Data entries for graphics
===============

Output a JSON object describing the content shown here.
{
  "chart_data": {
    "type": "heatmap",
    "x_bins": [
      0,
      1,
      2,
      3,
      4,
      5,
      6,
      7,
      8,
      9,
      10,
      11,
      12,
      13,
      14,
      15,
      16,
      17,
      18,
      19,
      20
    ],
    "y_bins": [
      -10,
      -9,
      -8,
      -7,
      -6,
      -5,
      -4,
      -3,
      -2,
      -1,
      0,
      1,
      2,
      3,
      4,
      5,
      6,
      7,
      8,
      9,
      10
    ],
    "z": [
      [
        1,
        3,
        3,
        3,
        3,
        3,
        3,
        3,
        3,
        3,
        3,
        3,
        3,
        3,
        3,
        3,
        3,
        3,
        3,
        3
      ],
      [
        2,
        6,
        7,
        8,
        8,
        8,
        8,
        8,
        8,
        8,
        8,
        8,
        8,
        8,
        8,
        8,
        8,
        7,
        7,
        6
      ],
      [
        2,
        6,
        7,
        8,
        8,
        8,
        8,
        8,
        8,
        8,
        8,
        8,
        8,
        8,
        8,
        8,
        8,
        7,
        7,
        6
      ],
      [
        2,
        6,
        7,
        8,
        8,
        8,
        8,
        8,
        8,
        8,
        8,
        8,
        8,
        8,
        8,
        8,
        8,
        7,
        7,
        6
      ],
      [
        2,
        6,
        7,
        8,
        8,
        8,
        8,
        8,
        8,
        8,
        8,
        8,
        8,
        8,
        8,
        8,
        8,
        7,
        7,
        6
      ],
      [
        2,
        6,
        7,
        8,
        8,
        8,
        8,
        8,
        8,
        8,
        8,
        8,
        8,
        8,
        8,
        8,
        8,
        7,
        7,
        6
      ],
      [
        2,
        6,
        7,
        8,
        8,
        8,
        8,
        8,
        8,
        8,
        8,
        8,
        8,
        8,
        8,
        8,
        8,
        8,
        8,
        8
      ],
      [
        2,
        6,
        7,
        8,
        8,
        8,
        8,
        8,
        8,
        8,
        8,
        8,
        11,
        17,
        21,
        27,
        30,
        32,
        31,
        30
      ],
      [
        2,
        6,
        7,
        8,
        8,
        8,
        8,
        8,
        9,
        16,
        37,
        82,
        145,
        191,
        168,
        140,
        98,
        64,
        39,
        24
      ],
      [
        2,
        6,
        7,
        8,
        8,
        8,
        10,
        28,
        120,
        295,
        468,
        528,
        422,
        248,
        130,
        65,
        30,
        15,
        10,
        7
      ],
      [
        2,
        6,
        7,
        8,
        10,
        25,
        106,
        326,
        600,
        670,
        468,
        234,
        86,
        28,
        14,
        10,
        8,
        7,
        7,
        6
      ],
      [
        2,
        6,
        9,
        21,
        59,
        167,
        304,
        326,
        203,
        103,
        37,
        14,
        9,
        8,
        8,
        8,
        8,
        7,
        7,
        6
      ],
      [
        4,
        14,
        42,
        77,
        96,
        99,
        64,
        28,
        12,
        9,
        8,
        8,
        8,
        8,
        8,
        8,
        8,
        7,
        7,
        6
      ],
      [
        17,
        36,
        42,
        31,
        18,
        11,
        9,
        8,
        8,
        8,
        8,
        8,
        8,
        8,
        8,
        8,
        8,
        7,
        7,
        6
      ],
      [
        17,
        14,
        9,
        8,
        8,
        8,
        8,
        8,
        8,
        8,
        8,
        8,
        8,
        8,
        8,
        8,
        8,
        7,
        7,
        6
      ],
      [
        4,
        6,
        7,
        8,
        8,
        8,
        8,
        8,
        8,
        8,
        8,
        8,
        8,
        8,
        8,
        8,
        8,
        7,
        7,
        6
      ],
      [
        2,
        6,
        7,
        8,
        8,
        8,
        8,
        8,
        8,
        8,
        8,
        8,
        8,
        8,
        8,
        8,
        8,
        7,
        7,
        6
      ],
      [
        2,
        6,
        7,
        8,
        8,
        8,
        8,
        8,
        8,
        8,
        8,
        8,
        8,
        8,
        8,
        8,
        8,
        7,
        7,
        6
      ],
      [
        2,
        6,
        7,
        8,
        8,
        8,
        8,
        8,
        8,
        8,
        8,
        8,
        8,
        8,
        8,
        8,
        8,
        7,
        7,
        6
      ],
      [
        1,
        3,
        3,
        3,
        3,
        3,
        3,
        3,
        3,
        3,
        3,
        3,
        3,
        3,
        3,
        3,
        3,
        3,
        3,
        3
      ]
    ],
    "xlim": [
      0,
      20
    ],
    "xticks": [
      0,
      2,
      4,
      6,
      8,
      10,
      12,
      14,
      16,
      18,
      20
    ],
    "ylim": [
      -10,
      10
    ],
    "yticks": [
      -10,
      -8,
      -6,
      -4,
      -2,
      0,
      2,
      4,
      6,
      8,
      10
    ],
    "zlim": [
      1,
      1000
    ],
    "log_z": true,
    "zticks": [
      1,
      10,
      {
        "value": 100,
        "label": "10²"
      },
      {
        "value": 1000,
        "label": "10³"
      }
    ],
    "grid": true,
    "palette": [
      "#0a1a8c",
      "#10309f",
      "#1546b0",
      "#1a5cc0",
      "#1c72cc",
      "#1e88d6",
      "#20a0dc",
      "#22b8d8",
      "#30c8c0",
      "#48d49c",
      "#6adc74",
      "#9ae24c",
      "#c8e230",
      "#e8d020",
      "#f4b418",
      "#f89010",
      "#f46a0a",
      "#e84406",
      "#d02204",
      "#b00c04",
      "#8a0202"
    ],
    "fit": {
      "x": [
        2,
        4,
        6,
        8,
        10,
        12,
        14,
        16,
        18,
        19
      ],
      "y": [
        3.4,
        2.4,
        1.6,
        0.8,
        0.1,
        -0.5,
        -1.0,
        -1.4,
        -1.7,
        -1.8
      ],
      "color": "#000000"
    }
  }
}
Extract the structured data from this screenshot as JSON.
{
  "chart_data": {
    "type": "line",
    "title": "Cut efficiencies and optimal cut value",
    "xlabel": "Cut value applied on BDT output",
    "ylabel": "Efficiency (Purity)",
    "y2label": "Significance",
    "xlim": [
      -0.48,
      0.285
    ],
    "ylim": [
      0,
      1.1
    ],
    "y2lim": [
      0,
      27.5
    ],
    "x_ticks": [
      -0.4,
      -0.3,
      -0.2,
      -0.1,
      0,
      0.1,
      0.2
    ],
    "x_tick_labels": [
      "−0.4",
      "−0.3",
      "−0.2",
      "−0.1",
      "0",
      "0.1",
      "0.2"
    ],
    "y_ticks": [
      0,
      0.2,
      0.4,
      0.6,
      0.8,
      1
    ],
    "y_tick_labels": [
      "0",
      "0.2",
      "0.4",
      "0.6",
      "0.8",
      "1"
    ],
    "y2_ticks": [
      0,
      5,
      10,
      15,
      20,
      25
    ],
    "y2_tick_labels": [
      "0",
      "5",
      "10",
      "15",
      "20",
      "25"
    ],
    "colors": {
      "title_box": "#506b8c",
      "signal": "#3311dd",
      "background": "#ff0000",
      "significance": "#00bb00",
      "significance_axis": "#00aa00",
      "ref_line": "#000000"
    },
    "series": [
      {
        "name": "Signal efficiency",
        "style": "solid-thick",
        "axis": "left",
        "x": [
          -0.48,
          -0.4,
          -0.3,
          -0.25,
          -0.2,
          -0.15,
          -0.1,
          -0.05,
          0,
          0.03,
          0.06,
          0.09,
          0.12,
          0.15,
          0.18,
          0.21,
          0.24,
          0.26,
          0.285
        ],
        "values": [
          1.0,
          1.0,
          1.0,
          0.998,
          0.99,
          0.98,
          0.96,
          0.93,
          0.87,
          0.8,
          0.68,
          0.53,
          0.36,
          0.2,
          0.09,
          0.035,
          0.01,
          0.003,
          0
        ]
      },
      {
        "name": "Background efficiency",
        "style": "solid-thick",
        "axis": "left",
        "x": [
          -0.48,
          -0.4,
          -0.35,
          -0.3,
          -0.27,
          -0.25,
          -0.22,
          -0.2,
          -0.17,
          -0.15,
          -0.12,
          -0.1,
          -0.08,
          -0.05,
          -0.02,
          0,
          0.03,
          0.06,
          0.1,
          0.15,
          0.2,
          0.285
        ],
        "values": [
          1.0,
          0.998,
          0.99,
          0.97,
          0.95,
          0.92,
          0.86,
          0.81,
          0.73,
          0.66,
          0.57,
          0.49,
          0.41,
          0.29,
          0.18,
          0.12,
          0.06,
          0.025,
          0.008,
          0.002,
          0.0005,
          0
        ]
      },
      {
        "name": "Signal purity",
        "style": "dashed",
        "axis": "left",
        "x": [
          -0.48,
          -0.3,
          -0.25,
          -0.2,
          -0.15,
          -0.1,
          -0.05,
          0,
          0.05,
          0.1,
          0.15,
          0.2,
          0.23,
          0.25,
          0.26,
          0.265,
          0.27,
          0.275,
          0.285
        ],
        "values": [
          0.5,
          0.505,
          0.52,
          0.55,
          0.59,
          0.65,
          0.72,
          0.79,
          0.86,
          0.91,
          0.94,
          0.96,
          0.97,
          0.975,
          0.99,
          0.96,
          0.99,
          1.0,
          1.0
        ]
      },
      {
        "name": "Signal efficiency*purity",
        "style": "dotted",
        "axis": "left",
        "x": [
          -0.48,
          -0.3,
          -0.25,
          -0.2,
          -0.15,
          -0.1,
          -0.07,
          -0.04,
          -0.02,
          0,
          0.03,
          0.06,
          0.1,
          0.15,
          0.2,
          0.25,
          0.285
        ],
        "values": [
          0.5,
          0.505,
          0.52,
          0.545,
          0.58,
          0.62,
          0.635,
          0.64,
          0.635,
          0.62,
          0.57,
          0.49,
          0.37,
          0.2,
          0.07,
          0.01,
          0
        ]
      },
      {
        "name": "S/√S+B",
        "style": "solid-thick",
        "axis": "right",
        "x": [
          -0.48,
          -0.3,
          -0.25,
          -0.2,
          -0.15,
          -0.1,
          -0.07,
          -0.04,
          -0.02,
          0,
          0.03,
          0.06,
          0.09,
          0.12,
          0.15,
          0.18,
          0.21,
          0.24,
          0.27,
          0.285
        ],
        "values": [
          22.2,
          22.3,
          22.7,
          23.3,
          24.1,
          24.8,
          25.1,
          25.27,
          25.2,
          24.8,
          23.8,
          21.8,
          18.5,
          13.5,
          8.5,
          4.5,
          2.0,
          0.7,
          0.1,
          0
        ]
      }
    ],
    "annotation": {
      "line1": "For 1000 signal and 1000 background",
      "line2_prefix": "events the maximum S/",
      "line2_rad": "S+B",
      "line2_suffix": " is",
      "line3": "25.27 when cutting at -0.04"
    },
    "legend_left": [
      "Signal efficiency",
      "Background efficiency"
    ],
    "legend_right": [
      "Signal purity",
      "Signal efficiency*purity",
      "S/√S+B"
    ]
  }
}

===============

Exercise instructions: Copy, from the material above, each line in which the string "JSON" occurs.

Task response:
Output a JSON object describing the content shown here.
Extract the structured data from this screenshot as JSON.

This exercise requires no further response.